Data entries:
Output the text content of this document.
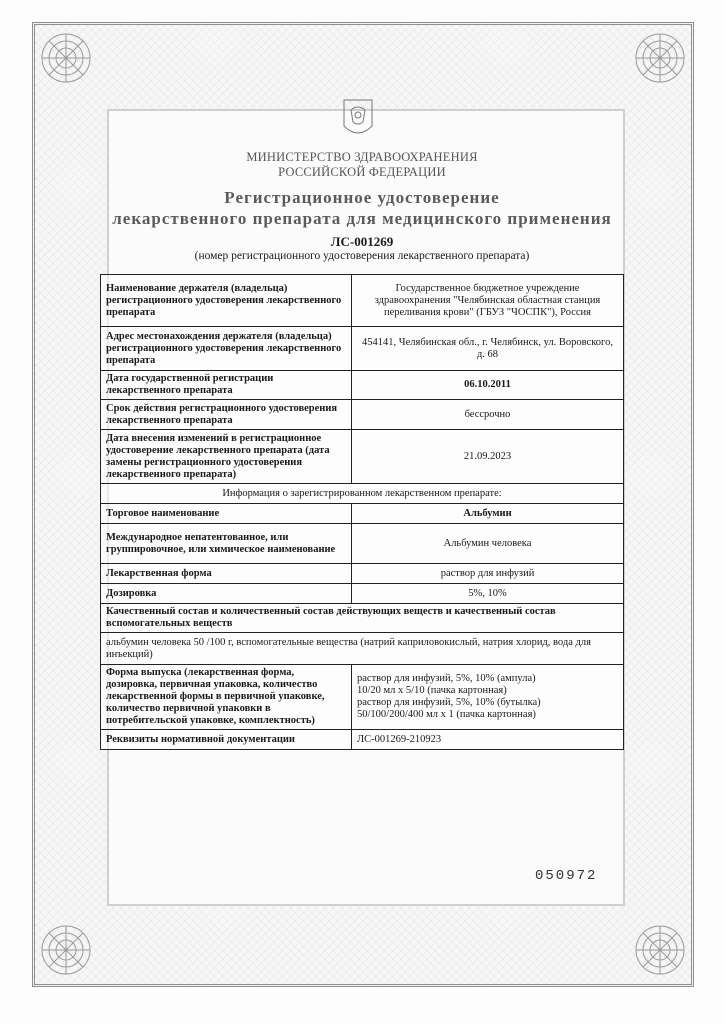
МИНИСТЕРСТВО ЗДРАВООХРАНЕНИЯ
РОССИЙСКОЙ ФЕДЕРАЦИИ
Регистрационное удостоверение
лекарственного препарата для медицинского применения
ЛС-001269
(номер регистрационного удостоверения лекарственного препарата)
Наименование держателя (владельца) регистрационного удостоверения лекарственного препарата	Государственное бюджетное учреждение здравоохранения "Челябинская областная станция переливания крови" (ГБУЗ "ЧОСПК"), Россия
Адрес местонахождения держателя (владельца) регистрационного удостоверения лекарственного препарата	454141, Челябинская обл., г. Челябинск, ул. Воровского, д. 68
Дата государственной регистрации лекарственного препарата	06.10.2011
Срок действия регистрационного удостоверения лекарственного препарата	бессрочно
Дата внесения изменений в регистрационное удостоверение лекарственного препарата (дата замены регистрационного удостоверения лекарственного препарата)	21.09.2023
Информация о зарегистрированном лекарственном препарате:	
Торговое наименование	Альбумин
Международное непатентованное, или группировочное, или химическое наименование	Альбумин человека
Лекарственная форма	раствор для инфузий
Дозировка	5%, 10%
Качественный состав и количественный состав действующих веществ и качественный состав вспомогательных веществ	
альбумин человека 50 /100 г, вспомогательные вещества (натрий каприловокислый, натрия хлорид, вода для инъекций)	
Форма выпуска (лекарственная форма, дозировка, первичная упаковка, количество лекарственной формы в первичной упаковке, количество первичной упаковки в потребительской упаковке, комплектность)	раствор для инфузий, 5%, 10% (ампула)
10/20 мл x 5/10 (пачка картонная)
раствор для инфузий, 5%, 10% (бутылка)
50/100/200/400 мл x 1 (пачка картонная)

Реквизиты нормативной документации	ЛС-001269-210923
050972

Set exercise: Copy all lines from the material that contain "удостоверения".

Exercise result:
(номер регистрационного удостоверения лекарственного препарата)
Наименование держателя (владельца) регистрационного удостоверения лекарственного препарата	Государственное бюджетное учреждение здравоохранения "Челябинская областная станция переливания крови" (ГБУЗ "ЧОСПК"), Россия
Адрес местонахождения держателя (владельца) регистрационного удостоверения лекарственного препарата	454141, Челябинская обл., г. Челябинск, ул. Воровского, д. 68
Срок действия регистрационного удостоверения лекарственного препарата	бессрочно
Дата внесения изменений в регистрационное удостоверение лекарственного препарата (дата замены регистрационного удостоверения лекарственного препарата)	21.09.2023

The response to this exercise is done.